— Listing —
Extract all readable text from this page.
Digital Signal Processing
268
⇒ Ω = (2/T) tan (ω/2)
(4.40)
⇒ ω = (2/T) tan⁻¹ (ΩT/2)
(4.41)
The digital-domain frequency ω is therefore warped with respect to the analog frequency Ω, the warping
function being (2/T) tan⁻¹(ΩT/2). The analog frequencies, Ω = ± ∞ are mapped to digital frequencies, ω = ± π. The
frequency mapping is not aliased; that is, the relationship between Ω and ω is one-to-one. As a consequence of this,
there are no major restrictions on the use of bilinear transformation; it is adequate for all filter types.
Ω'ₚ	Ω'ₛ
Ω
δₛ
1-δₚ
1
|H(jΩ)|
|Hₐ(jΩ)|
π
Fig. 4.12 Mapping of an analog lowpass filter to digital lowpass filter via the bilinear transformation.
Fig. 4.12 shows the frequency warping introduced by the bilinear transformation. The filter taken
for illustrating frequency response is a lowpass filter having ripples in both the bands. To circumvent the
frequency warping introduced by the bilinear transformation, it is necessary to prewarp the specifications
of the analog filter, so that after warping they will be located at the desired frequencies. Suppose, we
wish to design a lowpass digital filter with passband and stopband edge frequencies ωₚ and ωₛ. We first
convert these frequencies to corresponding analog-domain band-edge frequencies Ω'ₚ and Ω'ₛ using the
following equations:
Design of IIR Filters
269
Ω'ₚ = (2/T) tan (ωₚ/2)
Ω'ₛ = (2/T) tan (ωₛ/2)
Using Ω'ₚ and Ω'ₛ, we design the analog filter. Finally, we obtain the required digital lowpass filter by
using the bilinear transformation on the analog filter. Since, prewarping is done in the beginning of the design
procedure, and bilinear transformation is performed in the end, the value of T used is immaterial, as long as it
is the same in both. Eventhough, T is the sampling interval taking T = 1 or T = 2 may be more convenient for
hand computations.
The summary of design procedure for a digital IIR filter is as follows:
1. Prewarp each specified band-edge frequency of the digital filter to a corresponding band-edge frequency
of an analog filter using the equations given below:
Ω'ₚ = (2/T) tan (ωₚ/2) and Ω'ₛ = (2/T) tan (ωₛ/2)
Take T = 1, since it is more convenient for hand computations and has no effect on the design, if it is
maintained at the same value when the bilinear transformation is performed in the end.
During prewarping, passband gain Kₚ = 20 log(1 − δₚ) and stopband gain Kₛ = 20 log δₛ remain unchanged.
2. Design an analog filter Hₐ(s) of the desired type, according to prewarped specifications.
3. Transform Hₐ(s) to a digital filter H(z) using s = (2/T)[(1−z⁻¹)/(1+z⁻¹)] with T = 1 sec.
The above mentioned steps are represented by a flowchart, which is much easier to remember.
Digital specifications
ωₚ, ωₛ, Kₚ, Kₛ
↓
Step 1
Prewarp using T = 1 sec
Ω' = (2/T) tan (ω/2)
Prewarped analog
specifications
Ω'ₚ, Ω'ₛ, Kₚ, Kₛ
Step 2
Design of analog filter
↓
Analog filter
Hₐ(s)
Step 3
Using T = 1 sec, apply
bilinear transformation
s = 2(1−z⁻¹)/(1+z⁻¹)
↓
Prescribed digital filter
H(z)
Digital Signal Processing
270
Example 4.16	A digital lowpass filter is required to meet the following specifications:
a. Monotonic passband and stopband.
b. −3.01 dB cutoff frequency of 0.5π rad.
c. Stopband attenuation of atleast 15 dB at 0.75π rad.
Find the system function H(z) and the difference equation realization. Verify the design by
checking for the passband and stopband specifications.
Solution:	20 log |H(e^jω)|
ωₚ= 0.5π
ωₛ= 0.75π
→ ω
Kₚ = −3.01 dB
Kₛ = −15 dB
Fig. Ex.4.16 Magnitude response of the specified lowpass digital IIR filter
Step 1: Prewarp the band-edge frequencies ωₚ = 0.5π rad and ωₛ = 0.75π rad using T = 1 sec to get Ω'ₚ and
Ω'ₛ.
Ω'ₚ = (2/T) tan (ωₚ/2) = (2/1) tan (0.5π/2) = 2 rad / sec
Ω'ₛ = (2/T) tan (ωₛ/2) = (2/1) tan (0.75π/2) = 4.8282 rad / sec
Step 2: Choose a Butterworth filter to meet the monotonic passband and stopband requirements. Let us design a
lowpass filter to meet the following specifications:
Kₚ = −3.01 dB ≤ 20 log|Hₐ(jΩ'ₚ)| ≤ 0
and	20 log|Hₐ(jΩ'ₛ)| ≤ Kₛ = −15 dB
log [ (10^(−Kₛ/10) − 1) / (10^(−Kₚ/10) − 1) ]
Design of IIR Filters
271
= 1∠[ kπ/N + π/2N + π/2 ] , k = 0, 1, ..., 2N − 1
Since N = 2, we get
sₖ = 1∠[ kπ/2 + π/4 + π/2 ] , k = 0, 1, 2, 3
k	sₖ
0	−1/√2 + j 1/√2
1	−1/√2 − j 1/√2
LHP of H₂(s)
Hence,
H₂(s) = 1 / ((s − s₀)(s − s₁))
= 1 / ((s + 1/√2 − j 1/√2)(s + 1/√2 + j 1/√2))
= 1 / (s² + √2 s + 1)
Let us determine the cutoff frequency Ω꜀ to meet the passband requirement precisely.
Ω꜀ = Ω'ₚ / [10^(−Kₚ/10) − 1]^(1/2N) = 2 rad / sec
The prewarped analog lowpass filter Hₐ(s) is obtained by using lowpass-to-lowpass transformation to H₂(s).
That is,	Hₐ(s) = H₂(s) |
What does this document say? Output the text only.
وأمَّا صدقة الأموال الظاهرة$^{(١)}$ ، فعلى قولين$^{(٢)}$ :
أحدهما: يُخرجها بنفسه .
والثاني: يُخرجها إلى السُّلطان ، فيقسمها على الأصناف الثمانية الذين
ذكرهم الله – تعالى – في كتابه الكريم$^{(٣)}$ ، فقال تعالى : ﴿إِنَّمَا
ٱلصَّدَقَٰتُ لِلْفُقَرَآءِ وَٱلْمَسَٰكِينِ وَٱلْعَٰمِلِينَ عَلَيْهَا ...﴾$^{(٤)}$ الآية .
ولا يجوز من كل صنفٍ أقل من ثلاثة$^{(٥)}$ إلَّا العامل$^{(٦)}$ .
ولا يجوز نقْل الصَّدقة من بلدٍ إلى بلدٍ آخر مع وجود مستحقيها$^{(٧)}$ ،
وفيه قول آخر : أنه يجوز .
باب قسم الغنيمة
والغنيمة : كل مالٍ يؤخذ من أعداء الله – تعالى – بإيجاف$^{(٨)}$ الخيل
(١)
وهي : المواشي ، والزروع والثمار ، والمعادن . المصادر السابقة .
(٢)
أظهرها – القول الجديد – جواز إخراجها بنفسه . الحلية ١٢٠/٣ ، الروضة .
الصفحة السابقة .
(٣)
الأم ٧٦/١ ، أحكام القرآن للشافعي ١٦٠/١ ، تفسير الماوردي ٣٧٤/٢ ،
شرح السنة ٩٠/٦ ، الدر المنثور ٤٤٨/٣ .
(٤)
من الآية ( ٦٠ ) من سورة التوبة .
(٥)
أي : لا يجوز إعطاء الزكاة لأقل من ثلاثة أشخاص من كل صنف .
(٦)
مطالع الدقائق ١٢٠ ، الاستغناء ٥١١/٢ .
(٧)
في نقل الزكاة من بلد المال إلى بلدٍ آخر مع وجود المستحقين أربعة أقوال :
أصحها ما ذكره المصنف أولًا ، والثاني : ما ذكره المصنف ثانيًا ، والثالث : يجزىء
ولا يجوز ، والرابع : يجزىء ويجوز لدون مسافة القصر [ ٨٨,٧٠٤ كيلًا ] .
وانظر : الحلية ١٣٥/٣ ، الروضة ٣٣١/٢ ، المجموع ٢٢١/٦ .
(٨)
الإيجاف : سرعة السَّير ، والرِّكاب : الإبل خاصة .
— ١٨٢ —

— Stated task —
Which lines in the data above contain "ثلاثة"? Show each one.

— Solution to this exercise —
ولا يجوز من كل صنفٍ أقل من ثلاثة$^{(٥)}$ إلَّا العامل$^{(٦)}$ .
أي : لا يجوز إعطاء الزكاة لأقل من ثلاثة أشخاص من كل صنف .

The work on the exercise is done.